>> Begin PROVIDED DATA
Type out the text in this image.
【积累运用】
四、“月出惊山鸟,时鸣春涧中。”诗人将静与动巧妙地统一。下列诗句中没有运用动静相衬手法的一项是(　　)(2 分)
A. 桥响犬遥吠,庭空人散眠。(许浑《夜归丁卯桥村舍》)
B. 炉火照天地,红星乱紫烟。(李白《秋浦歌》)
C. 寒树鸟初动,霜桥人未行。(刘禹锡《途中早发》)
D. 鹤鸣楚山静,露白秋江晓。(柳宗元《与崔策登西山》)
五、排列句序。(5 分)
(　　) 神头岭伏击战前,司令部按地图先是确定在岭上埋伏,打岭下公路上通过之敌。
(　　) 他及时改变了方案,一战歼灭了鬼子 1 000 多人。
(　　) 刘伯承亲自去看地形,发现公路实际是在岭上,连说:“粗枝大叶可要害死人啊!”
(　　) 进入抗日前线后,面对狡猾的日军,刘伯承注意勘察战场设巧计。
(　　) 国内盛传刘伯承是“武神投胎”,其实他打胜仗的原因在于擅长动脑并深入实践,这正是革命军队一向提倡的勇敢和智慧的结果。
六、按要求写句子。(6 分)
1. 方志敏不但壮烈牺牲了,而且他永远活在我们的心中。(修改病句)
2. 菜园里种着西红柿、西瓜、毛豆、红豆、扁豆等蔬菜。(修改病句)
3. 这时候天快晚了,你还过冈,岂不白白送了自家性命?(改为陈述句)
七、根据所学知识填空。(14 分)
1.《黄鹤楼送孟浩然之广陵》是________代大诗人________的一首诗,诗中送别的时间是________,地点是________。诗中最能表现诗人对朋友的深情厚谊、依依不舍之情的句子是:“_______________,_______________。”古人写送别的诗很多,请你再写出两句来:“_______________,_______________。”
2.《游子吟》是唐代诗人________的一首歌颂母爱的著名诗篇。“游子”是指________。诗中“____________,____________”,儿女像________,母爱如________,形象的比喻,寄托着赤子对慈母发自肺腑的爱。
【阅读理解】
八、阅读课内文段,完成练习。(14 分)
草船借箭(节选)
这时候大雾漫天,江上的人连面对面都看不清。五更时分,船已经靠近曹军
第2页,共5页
>> End PROVIDED DATA
>> Begin PROVIDED DATA
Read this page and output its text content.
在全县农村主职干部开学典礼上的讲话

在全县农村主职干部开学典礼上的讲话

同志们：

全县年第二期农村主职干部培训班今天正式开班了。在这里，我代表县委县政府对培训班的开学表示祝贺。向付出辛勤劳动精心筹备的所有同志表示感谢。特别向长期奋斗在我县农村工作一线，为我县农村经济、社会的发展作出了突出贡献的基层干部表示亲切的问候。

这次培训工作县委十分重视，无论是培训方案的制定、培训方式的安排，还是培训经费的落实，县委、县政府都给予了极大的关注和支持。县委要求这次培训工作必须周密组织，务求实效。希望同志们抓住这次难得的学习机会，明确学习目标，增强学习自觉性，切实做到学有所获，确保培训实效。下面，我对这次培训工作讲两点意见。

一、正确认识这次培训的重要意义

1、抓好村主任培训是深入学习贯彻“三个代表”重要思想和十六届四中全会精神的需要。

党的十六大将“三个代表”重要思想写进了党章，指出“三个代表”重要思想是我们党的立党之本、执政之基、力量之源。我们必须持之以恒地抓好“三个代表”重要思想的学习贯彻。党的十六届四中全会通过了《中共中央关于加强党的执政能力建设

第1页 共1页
>> End PROVIDED DATA
>> Begin PROVIDED DATA
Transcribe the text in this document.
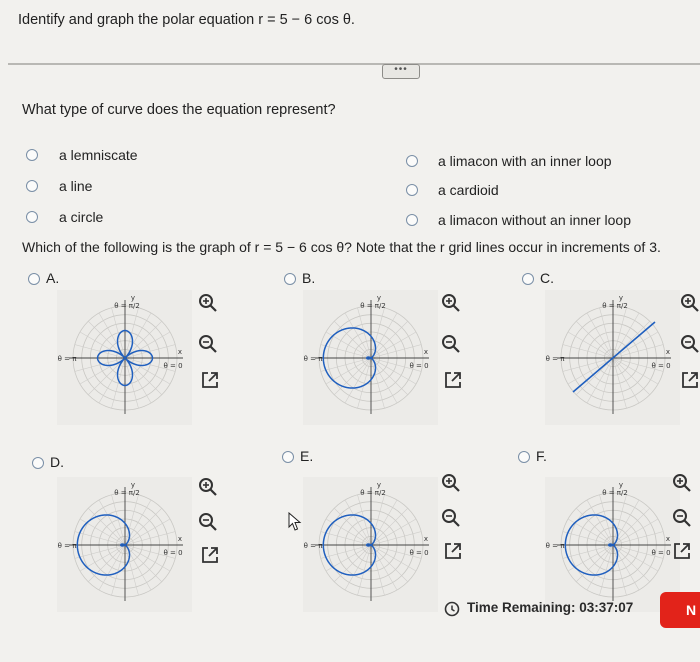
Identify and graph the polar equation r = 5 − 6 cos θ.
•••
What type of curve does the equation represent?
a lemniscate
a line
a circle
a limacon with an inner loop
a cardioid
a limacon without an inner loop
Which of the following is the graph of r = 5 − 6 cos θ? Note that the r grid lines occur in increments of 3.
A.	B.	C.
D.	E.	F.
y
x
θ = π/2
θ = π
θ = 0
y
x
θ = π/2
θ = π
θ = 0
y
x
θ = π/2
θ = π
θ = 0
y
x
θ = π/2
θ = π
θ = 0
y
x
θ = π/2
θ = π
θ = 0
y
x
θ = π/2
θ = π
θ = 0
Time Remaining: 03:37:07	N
>> End PROVIDED DATA
- _WHAT IS NEEDED_: In the entries above, find each line with the word "三个代表" and show it.

- _RESULT_:
1、抓好村主任培训是深入学习贯彻“三个代表”重要思想和十六届四中全会精神的需要。
党的十六大将“三个代表”重要思想写进了党章，指出“三个代表”重要思想是我们党的立党之本、执政之基、力量之源。我们必须持之以恒地抓好“三个代表”重要思想的学习贯彻。党的十六届四中全会通过了《中共中央关于加强党的执政能力建设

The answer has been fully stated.